Write out each line in which the string "Westside" is present.

■ ■ ■ ■

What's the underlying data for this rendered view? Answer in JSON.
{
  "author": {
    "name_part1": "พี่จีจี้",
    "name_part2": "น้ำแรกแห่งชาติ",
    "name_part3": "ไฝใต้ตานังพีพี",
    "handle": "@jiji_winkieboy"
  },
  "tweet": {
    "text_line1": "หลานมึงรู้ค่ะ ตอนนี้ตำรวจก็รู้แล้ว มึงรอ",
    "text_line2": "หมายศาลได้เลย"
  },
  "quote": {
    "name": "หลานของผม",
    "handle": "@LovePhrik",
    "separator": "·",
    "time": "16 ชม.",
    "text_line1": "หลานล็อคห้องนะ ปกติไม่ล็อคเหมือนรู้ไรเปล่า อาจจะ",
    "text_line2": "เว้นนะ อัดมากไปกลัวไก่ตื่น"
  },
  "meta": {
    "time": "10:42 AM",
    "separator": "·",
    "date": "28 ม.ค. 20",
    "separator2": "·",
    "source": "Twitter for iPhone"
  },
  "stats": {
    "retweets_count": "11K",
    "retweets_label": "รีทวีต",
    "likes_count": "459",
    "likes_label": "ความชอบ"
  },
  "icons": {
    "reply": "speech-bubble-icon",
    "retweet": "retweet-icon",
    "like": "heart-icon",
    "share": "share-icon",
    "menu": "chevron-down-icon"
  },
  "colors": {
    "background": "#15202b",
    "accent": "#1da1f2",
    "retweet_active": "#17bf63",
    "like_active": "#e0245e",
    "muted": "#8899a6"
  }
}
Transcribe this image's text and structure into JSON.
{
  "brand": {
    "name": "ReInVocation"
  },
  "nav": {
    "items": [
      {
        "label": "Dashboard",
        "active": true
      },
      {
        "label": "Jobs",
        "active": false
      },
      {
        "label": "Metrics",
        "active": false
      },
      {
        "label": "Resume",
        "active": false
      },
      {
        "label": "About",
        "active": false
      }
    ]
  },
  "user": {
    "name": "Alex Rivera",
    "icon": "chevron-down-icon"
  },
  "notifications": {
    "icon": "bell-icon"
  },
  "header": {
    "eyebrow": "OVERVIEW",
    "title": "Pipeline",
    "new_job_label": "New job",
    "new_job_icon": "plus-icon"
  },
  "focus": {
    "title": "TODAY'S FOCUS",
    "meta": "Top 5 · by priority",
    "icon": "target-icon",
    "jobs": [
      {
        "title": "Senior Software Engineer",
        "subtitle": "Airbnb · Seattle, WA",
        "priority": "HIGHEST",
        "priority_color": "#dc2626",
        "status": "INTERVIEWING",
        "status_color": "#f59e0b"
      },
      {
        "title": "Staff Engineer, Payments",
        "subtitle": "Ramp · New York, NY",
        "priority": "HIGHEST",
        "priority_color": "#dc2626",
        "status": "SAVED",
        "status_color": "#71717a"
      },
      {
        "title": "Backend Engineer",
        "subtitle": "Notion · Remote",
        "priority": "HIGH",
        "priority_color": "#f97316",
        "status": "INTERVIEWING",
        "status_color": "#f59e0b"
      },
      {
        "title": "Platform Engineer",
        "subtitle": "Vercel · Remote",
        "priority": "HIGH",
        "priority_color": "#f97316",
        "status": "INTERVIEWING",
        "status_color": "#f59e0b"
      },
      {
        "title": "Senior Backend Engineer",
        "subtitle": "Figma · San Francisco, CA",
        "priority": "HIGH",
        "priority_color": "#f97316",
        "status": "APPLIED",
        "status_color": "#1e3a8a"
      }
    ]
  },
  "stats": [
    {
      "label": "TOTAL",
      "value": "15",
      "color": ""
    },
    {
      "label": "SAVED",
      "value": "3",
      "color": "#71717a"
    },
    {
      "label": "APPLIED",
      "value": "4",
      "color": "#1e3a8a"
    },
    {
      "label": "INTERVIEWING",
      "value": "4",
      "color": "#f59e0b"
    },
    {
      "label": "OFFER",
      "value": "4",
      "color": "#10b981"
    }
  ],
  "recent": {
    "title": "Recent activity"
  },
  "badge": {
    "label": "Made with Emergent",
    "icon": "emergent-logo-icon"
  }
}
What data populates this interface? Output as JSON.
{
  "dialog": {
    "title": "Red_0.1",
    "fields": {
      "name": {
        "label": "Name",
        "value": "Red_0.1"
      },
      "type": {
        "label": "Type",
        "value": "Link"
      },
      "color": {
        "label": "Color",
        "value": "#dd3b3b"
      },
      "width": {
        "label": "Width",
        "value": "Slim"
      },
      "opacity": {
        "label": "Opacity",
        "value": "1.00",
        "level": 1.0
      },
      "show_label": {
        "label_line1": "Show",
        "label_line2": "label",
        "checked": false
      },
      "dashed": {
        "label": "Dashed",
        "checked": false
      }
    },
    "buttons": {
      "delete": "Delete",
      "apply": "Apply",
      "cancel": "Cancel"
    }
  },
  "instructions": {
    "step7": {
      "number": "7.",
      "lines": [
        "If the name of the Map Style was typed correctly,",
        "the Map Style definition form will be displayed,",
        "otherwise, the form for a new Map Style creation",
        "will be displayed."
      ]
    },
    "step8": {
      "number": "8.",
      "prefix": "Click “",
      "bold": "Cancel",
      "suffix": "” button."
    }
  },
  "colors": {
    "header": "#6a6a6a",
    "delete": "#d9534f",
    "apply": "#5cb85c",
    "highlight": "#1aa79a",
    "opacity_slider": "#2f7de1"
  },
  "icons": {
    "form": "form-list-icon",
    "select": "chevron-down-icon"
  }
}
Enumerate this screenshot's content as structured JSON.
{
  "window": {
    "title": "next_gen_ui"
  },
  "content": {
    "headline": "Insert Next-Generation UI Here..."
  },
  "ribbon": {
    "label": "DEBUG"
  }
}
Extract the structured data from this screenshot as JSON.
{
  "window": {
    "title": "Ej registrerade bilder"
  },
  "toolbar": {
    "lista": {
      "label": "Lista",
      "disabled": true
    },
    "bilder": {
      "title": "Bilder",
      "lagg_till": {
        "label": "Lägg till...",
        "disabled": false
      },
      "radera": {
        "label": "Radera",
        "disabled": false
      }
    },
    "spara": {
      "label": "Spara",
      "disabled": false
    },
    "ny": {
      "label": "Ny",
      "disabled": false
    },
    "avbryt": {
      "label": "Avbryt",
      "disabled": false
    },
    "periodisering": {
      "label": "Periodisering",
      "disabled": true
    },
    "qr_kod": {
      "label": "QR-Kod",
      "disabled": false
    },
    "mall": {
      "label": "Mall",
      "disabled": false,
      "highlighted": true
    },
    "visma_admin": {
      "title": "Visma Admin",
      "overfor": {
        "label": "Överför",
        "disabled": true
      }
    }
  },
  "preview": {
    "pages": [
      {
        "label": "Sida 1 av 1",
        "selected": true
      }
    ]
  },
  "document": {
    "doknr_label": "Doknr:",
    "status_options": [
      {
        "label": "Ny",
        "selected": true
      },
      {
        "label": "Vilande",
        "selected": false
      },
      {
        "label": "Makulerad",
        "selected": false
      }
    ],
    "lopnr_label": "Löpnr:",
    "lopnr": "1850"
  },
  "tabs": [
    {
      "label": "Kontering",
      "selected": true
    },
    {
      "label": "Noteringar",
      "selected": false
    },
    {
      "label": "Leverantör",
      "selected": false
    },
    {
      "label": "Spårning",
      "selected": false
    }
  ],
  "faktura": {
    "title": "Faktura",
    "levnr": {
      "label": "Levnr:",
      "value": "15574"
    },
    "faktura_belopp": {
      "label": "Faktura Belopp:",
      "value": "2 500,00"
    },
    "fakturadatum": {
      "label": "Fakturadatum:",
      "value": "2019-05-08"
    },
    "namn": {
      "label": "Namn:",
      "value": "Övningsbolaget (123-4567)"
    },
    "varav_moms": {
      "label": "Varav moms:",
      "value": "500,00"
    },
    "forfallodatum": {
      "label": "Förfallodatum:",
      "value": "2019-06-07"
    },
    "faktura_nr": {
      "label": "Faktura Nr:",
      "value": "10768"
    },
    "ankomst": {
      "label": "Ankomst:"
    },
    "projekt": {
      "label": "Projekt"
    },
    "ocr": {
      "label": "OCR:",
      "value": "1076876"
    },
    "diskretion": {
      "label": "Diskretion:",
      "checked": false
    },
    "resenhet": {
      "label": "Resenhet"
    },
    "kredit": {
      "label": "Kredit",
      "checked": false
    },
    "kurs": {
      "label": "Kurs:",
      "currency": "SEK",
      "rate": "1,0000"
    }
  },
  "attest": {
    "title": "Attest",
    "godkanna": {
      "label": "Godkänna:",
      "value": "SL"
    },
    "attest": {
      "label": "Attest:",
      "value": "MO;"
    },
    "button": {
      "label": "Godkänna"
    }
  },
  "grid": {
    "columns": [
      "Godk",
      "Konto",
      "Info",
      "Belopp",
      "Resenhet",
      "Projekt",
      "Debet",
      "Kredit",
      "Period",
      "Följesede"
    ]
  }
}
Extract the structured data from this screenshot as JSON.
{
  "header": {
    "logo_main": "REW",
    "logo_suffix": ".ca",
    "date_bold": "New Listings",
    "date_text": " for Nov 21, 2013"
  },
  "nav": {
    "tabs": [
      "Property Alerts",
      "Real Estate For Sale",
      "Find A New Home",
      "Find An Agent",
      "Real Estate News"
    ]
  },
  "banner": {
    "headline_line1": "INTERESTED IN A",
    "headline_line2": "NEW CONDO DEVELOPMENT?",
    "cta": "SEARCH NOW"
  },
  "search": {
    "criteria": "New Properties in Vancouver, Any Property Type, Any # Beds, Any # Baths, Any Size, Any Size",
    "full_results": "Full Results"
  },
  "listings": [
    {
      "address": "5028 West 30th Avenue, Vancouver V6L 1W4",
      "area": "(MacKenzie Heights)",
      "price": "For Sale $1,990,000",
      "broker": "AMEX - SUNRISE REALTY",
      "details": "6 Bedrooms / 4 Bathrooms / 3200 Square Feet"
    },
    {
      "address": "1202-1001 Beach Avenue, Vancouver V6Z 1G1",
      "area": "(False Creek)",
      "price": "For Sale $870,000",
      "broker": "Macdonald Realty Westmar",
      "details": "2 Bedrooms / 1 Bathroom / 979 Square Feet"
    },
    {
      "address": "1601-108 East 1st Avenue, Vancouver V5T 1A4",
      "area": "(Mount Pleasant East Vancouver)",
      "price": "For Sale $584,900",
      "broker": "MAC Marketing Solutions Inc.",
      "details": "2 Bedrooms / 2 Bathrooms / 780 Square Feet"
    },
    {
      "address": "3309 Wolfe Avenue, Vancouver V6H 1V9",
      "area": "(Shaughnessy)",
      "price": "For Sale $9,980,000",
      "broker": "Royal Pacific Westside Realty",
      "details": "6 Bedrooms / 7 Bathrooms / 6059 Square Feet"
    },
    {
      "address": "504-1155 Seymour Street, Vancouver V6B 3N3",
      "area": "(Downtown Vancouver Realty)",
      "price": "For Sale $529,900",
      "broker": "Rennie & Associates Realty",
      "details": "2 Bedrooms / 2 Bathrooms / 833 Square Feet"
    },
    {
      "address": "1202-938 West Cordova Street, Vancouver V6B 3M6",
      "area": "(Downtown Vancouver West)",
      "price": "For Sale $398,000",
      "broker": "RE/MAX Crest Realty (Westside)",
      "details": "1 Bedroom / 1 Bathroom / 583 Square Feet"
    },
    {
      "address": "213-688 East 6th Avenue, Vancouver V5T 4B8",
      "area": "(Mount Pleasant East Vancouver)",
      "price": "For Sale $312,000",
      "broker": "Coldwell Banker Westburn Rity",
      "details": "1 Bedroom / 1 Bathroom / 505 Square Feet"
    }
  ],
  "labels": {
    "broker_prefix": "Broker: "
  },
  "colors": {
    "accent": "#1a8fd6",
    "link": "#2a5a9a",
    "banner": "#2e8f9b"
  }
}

■ ■ ■ ■

Complete answer:
      "broker": "Royal Pacific Westside Realty",
      "broker": "RE/MAX Crest Realty (Westside)",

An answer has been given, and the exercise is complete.